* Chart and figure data
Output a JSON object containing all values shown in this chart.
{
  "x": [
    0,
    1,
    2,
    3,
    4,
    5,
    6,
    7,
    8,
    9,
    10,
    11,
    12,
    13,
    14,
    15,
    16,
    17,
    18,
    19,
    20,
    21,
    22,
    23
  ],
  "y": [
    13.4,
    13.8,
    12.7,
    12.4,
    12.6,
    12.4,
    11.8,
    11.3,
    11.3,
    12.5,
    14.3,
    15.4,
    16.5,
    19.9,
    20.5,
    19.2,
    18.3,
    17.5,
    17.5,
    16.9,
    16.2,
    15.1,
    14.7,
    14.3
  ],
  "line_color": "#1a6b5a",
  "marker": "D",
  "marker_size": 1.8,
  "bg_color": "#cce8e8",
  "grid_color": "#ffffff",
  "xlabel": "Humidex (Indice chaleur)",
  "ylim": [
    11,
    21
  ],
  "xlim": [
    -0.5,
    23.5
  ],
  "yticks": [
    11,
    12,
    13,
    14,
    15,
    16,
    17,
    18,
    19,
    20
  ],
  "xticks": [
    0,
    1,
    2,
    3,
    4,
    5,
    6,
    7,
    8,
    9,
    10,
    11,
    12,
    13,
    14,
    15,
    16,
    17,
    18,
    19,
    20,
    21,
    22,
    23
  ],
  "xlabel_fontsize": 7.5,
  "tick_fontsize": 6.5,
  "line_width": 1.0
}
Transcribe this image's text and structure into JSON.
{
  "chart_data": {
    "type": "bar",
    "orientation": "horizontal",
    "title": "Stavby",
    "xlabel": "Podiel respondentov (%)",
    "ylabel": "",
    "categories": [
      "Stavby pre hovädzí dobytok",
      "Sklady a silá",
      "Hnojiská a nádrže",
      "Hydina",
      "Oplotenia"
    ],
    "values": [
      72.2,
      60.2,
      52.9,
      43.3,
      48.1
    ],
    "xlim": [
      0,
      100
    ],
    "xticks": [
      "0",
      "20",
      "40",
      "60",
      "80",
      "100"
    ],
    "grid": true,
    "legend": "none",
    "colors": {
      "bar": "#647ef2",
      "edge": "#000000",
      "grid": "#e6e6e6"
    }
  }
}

* The exercise
Reproduce the listing shown above in its entirety, exactly.

* Task response
Output a JSON object containing all values shown in this chart.
{
  "x": [
    0,
    1,
    2,
    3,
    4,
    5,
    6,
    7,
    8,
    9,
    10,
    11,
    12,
    13,
    14,
    15,
    16,
    17,
    18,
    19,
    20,
    21,
    22,
    23
  ],
  "y": [
    13.4,
    13.8,
    12.7,
    12.4,
    12.6,
    12.4,
    11.8,
    11.3,
    11.3,
    12.5,
    14.3,
    15.4,
    16.5,
    19.9,
    20.5,
    19.2,
    18.3,
    17.5,
    17.5,
    16.9,
    16.2,
    15.1,
    14.7,
    14.3
  ],
  "line_color": "#1a6b5a",
  "marker": "D",
  "marker_size": 1.8,
  "bg_color": "#cce8e8",
  "grid_color": "#ffffff",
  "xlabel": "Humidex (Indice chaleur)",
  "ylim": [
    11,
    21
  ],
  "xlim": [
    -0.5,
    23.5
  ],
  "yticks": [
    11,
    12,
    13,
    14,
    15,
    16,
    17,
    18,
    19,
    20
  ],
  "xticks": [
    0,
    1,
    2,
    3,
    4,
    5,
    6,
    7,
    8,
    9,
    10,
    11,
    12,
    13,
    14,
    15,
    16,
    17,
    18,
    19,
    20,
    21,
    22,
    23
  ],
  "xlabel_fontsize": 7.5,
  "tick_fontsize": 6.5,
  "line_width": 1.0
}
Transcribe this image's text and structure into JSON.
{
  "chart_data": {
    "type": "bar",
    "orientation": "horizontal",
    "title": "Stavby",
    "xlabel": "Podiel respondentov (%)",
    "ylabel": "",
    "categories": [
      "Stavby pre hovädzí dobytok",
      "Sklady a silá",
      "Hnojiská a nádrže",
      "Hydina",
      "Oplotenia"
    ],
    "values": [
      72.2,
      60.2,
      52.9,
      43.3,
      48.1
    ],
    "xlim": [
      0,
      100
    ],
    "xticks": [
      "0",
      "20",
      "40",
      "60",
      "80",
      "100"
    ],
    "grid": true,
    "legend": "none",
    "colors": {
      "bar": "#647ef2",
      "edge": "#000000",
      "grid": "#e6e6e6"
    }
  }
}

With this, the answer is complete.